## Start

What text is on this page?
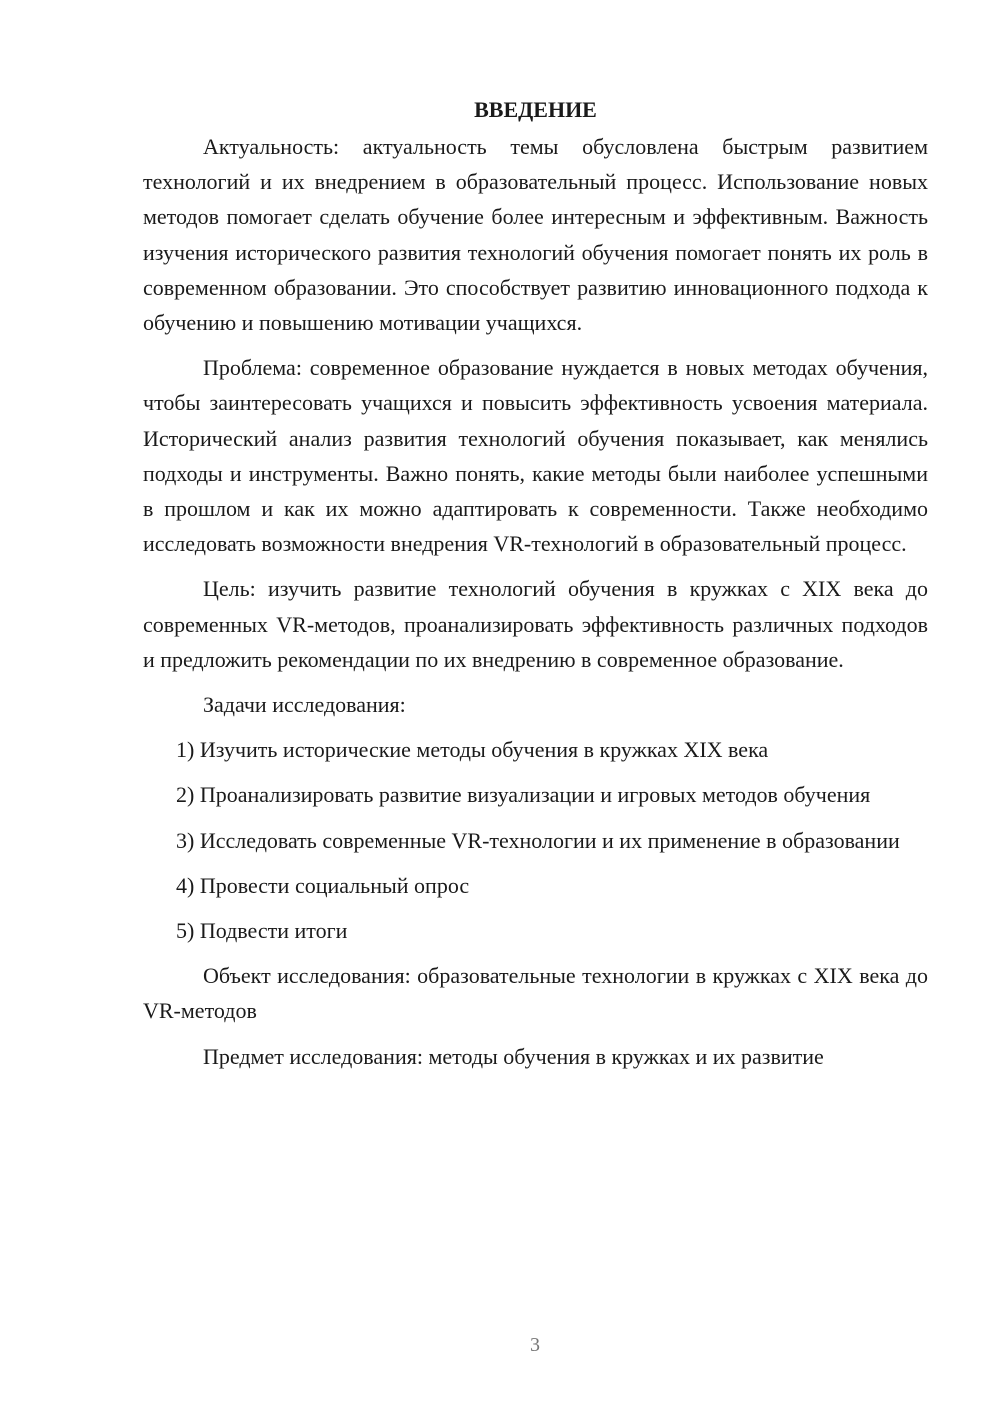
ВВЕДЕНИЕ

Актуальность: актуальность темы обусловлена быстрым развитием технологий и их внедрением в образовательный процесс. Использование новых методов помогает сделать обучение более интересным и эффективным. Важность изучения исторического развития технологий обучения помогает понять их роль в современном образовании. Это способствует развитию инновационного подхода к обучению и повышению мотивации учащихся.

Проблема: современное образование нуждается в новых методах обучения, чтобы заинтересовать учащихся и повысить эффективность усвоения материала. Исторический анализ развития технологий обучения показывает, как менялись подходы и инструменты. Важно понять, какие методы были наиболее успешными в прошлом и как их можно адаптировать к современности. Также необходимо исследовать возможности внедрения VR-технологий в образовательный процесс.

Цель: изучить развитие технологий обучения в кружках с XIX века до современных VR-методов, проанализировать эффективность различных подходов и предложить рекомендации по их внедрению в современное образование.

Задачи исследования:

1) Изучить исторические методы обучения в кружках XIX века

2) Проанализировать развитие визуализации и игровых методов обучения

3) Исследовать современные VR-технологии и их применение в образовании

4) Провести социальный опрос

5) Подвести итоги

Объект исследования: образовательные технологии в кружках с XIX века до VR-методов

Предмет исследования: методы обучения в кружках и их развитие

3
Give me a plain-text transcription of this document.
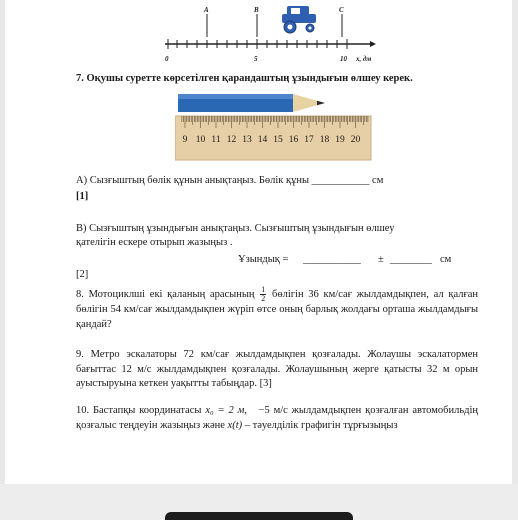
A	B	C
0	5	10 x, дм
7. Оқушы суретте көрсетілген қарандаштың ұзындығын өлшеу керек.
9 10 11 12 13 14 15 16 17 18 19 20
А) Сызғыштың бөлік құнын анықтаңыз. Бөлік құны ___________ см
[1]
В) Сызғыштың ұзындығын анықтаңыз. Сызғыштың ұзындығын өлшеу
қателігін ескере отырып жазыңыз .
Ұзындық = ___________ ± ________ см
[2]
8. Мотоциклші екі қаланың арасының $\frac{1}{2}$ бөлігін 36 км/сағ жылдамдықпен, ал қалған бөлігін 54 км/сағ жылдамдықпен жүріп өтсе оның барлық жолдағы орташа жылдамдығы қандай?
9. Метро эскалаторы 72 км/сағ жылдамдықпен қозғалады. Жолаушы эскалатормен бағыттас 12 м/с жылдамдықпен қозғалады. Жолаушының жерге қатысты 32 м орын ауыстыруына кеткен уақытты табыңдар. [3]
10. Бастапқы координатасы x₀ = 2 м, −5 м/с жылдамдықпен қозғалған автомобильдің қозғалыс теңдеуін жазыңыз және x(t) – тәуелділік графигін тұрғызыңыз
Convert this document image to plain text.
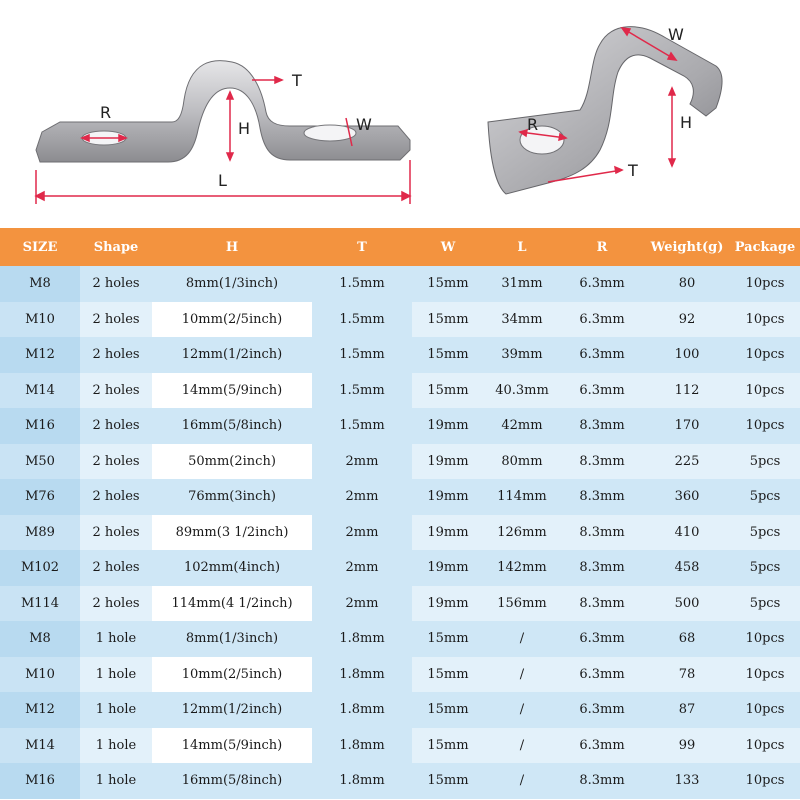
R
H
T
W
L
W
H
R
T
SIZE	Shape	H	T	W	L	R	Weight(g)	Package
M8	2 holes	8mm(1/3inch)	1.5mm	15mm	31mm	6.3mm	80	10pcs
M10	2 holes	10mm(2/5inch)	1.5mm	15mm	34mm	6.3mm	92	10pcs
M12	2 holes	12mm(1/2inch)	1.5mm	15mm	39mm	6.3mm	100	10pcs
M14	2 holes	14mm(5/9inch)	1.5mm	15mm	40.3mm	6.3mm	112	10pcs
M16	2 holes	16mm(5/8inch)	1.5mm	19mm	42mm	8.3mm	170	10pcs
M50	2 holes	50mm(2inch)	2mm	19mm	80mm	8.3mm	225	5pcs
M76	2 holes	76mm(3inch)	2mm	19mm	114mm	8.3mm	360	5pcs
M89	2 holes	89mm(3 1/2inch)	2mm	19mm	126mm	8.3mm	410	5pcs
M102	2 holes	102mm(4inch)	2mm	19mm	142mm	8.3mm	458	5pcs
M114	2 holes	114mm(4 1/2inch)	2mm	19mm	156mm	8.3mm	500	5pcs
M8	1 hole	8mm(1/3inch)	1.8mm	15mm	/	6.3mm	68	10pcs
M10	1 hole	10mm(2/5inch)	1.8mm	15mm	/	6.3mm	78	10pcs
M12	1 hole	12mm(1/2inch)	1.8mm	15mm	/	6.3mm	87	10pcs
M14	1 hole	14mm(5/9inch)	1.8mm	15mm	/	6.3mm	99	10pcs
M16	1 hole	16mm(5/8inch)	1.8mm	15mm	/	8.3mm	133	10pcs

## End

REQUIRED WORK - Of the lines above, how many hold the word "plain"? Say the number alone.

COMPLETED EXERCISE - 2